Exercise instructions:
In the material below, list every line carrying the string "devrinde".

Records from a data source
(begin)

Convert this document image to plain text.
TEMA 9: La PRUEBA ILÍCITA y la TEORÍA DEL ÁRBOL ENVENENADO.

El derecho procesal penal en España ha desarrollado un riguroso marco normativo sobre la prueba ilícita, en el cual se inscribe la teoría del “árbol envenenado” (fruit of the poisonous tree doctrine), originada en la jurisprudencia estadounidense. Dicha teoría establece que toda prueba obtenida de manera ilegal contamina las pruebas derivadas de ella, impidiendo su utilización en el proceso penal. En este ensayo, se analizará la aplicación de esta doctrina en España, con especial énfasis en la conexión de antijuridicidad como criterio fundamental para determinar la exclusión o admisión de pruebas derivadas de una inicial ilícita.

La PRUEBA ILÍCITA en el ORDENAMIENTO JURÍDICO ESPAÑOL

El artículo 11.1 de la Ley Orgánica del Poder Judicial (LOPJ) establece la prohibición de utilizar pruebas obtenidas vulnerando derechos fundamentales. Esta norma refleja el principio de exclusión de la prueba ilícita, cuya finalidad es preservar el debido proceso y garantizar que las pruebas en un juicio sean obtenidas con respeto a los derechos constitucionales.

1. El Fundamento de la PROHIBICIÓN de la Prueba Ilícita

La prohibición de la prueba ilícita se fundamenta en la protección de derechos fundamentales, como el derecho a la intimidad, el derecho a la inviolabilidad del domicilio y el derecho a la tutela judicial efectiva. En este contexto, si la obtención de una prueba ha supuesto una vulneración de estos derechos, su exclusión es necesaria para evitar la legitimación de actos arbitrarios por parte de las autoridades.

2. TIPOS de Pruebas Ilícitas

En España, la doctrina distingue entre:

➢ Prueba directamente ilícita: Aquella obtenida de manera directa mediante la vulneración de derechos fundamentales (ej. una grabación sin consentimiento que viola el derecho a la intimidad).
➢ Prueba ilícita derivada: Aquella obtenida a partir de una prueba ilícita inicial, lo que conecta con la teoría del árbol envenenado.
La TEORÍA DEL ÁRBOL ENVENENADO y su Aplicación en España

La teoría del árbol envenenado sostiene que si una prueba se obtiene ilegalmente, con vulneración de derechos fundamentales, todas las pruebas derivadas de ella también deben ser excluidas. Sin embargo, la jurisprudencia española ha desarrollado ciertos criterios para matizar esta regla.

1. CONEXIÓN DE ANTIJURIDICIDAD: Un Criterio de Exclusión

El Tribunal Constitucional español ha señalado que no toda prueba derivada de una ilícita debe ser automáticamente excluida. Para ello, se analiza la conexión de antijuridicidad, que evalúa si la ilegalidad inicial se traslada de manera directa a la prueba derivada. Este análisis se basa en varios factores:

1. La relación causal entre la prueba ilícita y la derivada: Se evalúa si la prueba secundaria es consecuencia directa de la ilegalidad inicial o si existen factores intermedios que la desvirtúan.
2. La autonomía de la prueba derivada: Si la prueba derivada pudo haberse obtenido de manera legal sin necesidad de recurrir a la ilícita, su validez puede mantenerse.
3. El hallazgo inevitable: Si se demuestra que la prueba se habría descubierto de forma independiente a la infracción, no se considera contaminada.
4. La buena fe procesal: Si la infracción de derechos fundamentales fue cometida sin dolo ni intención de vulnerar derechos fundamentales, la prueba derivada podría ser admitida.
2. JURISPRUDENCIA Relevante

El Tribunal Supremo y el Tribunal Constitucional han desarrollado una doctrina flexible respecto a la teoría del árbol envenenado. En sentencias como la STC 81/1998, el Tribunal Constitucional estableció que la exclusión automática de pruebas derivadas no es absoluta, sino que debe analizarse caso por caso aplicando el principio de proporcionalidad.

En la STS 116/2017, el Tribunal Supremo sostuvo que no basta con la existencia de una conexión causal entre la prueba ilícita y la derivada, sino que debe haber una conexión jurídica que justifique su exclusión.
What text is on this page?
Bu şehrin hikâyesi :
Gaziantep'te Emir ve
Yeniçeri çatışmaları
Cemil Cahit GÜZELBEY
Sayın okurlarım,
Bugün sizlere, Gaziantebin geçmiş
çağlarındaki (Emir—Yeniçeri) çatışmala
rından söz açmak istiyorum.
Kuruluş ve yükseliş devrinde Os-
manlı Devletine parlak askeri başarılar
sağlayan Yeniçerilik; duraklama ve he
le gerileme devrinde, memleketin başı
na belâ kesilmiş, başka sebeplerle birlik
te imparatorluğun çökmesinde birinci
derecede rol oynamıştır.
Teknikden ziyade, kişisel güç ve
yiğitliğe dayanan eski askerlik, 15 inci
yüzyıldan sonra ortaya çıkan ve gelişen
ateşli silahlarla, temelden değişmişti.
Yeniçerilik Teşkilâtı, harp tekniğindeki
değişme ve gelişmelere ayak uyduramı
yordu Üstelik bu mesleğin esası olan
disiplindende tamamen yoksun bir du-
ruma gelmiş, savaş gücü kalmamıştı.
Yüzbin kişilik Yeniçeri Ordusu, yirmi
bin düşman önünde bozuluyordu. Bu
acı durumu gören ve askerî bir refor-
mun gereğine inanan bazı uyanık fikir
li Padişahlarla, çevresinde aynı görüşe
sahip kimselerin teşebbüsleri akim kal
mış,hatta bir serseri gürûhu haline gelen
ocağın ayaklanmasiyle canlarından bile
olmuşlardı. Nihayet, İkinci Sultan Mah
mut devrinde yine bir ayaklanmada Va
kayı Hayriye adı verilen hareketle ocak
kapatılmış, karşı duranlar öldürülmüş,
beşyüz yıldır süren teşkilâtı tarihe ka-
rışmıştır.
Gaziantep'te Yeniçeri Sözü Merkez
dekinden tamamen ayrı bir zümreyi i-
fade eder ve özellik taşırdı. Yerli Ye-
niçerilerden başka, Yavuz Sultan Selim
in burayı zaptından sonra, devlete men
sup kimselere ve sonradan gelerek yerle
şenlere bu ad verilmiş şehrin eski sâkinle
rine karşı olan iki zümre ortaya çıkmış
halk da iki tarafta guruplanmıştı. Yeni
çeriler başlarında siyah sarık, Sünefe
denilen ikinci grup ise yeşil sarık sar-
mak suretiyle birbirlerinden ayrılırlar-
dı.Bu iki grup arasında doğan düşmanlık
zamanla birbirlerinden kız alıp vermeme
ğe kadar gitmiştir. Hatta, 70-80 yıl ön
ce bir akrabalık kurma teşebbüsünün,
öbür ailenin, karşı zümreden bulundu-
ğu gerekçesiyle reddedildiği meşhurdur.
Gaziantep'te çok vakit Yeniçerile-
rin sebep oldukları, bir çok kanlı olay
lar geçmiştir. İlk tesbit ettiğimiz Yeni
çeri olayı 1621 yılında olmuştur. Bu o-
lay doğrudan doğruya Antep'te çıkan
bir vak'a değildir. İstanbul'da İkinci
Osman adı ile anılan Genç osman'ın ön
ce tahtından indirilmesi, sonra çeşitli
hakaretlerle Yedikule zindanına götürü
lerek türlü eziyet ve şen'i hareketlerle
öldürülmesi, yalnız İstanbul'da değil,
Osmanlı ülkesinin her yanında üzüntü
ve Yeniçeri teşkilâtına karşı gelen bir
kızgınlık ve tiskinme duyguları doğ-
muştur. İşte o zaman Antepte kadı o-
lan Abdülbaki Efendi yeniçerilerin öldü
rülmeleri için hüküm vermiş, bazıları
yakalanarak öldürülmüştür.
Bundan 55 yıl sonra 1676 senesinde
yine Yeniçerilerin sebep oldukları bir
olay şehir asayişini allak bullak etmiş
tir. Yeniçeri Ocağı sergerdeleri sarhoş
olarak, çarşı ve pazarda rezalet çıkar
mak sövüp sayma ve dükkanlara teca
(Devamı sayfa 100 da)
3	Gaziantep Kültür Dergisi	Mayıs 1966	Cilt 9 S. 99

(end)
(begin)

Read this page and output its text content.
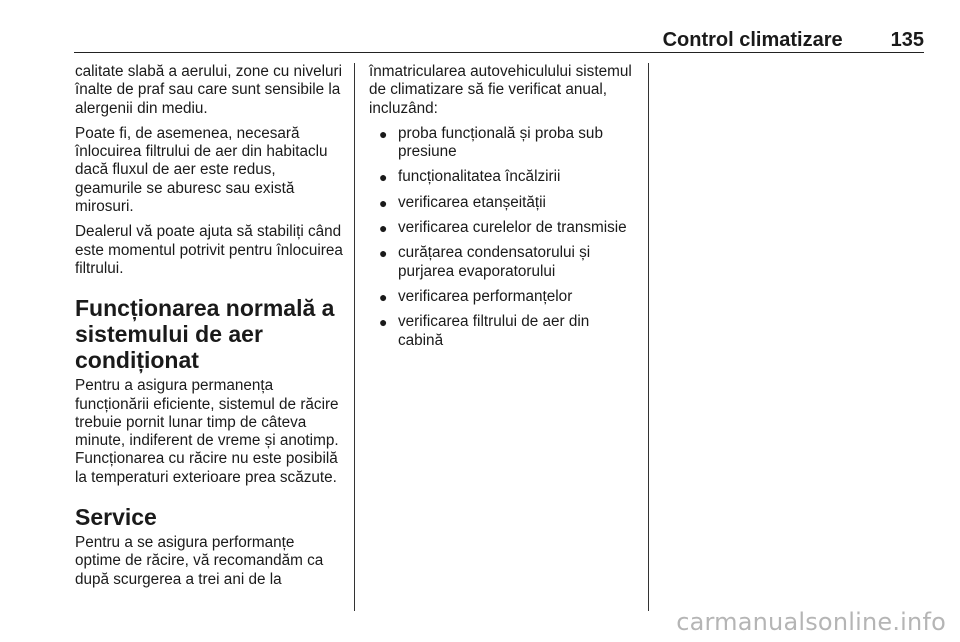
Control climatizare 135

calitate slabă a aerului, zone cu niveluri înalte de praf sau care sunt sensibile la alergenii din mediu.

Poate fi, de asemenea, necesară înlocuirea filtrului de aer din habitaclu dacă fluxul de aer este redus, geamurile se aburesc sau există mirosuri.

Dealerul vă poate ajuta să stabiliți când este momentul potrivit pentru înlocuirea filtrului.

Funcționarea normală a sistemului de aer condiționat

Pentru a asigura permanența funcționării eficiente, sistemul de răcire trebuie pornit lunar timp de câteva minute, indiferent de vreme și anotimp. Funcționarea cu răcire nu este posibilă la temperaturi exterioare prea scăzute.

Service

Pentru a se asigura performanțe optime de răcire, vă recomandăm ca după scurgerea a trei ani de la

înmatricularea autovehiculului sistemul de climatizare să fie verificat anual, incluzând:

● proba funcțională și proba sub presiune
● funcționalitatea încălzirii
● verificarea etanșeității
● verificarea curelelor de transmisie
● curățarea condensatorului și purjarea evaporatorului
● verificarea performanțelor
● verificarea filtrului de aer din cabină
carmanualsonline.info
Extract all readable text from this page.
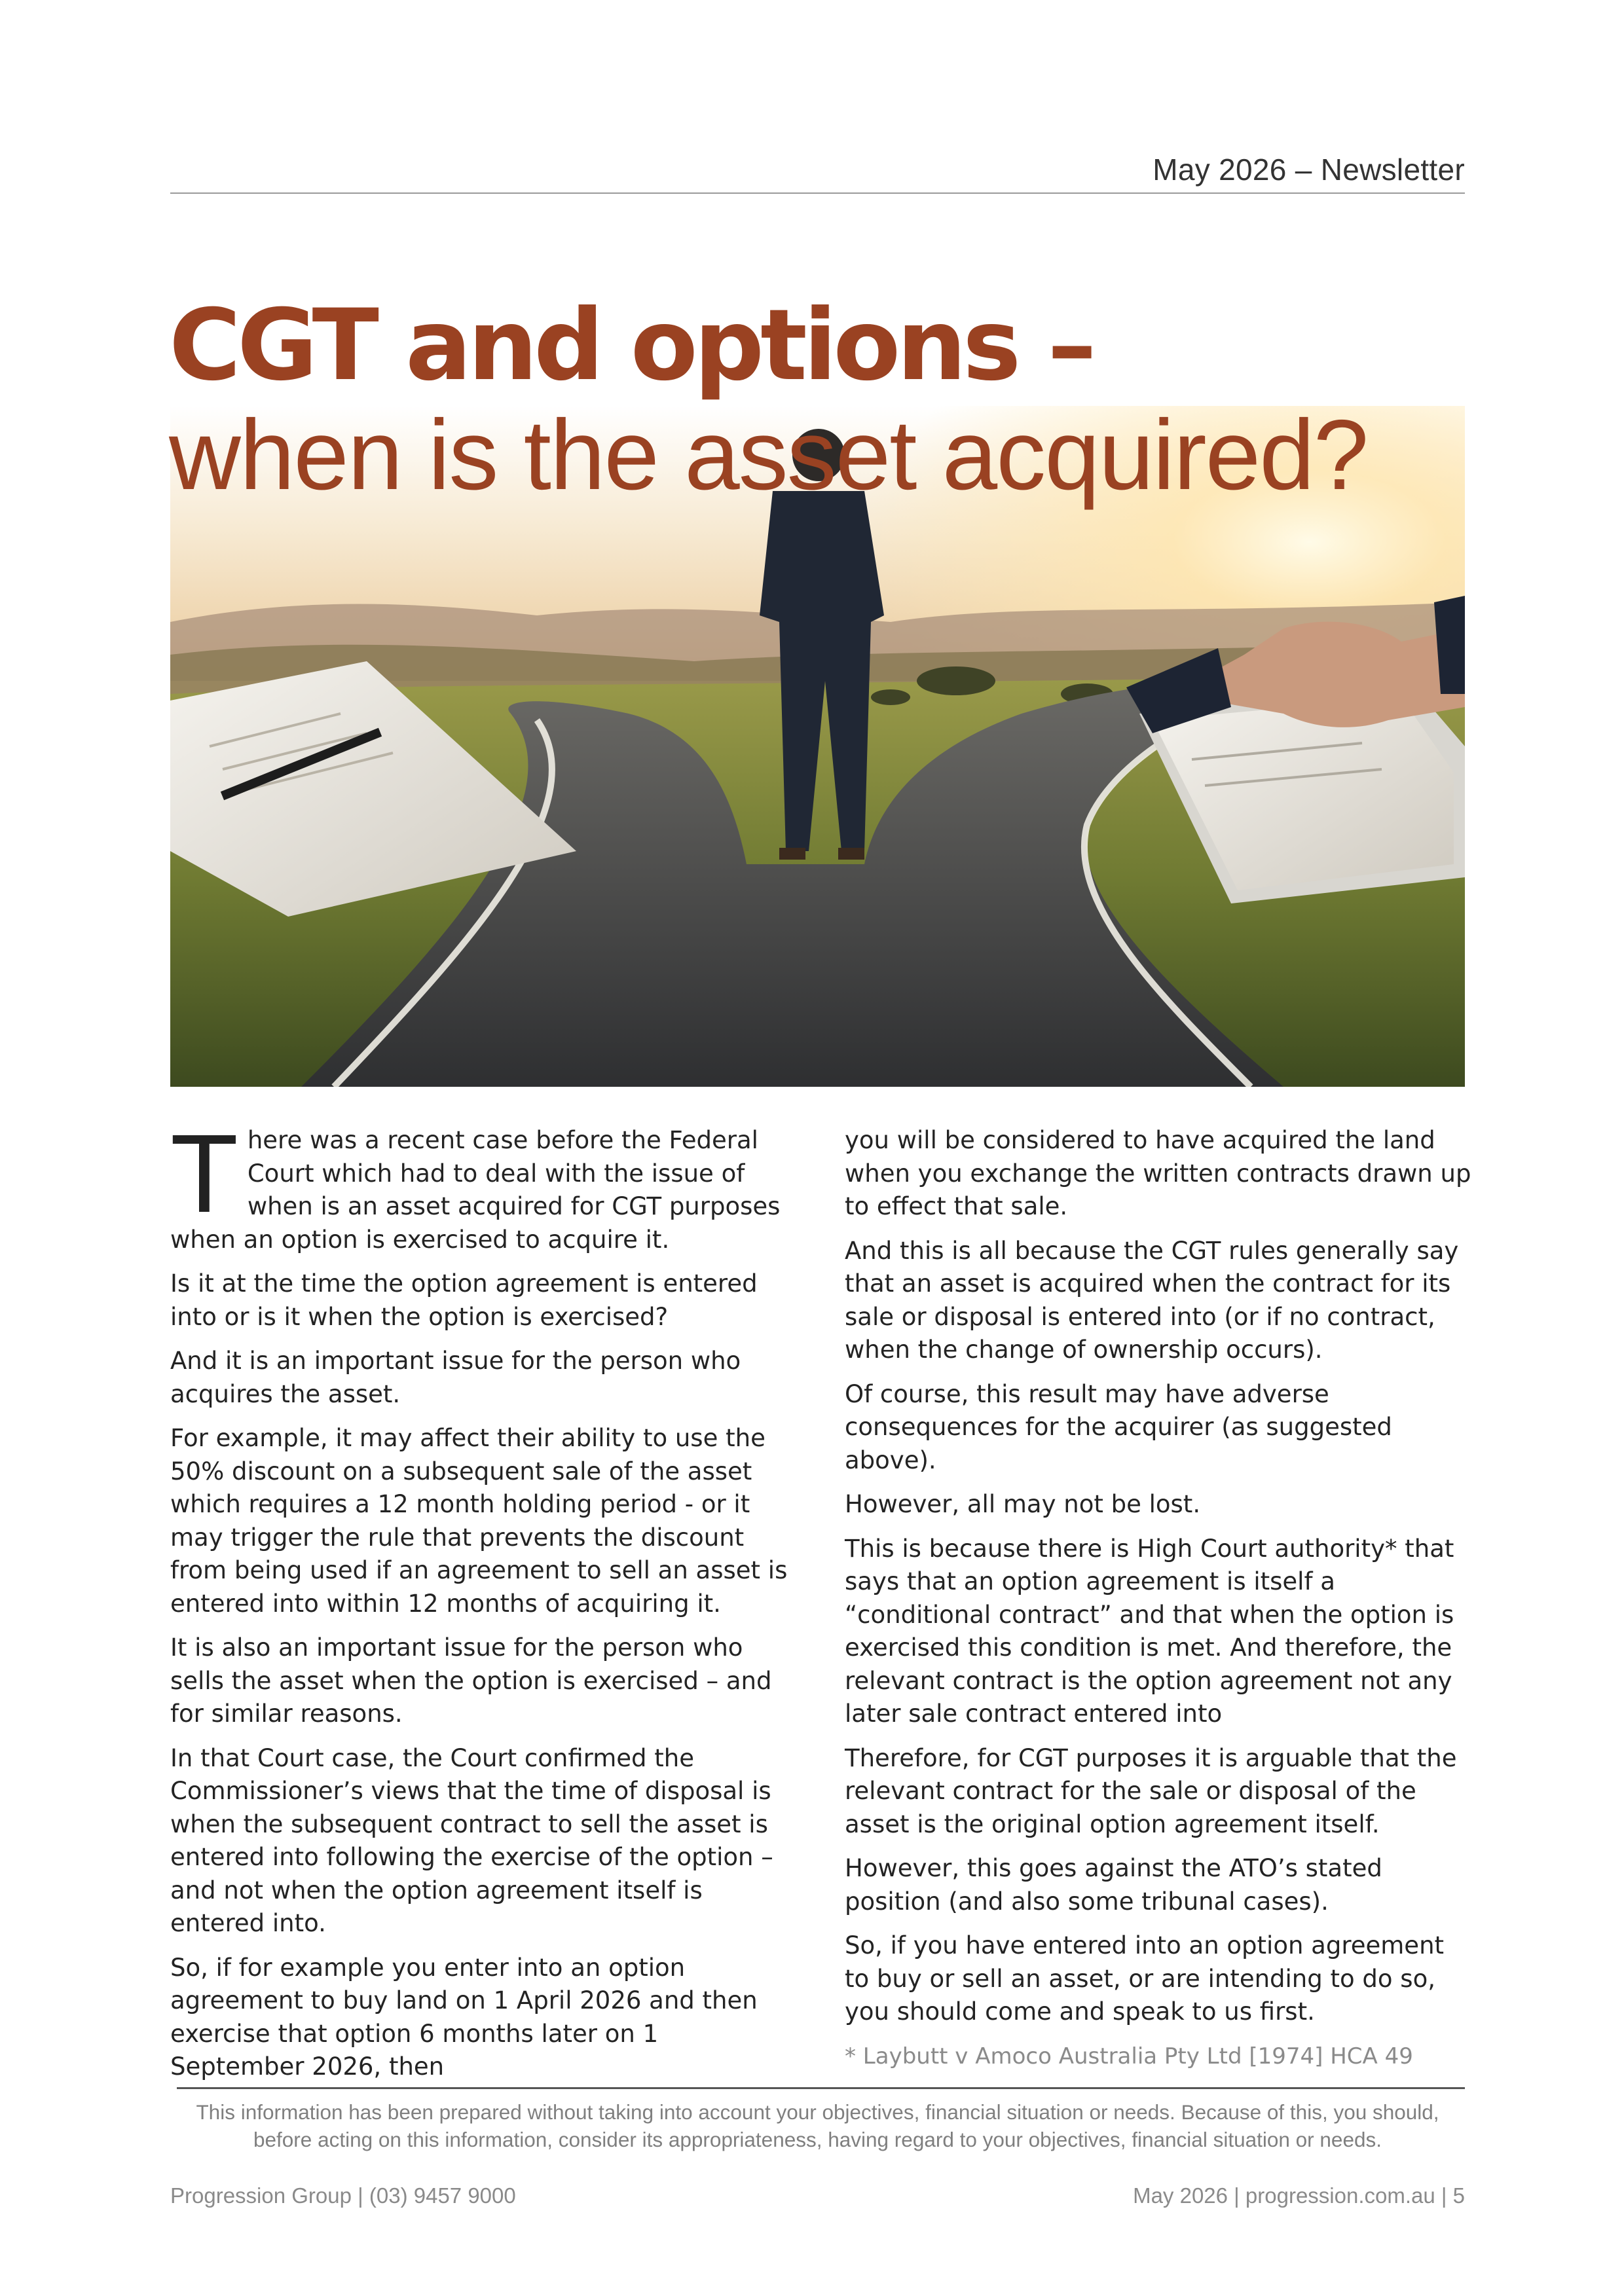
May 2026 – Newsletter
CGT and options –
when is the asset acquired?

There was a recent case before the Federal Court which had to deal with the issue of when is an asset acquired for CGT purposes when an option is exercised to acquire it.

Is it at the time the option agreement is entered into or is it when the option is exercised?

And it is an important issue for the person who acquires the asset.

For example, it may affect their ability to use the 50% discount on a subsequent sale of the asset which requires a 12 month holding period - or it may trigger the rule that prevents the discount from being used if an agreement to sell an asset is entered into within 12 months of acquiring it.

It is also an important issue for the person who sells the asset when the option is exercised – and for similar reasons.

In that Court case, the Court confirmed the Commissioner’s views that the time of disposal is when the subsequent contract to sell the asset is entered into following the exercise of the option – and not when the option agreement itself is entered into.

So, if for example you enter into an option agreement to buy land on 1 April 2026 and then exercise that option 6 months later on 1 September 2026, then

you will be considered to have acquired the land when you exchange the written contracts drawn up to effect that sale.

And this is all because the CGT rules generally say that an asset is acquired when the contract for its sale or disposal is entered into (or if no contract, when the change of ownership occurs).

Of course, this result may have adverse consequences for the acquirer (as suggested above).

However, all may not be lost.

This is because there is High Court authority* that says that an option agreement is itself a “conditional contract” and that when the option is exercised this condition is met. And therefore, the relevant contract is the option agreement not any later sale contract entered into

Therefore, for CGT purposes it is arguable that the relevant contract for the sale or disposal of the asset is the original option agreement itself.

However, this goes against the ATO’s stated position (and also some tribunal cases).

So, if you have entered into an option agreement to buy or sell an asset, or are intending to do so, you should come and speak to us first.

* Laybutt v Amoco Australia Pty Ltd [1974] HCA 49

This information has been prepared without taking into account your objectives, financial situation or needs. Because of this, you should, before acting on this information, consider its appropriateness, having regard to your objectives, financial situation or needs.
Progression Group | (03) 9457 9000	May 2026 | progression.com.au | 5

(end)
(begin)

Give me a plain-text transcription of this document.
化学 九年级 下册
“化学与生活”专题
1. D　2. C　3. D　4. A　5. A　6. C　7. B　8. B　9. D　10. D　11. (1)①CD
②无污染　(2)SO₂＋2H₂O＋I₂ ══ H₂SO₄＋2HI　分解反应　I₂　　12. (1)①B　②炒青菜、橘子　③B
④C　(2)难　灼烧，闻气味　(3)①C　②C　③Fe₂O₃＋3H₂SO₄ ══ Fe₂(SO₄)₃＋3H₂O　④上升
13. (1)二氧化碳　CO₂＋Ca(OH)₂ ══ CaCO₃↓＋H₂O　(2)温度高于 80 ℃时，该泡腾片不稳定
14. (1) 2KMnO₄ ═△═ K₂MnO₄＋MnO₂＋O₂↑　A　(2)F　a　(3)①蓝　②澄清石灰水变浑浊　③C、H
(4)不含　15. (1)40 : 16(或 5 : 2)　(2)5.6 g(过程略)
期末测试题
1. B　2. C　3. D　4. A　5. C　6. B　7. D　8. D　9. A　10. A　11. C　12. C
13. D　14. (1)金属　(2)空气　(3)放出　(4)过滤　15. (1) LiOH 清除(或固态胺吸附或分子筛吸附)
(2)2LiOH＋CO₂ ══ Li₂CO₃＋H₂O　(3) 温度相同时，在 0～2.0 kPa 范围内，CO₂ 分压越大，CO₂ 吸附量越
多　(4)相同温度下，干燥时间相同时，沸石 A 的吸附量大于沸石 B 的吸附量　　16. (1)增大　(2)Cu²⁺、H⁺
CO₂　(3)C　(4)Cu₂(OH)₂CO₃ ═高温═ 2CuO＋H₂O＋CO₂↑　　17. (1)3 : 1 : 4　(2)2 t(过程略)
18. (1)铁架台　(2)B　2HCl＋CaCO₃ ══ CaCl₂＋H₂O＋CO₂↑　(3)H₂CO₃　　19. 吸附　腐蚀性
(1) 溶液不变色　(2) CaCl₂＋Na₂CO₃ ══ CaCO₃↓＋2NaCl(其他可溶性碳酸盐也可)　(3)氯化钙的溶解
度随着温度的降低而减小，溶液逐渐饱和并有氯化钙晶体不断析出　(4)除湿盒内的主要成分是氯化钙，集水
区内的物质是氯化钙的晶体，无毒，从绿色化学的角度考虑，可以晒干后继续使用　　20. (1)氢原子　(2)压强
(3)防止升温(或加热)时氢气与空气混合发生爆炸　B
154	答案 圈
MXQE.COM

(end)

Answer to the problem:
Kuruluş ve yükseliş devrinde Os-
le gerileme devrinde, memleketin başı
mut devrinde yine bir ayaklanmada Va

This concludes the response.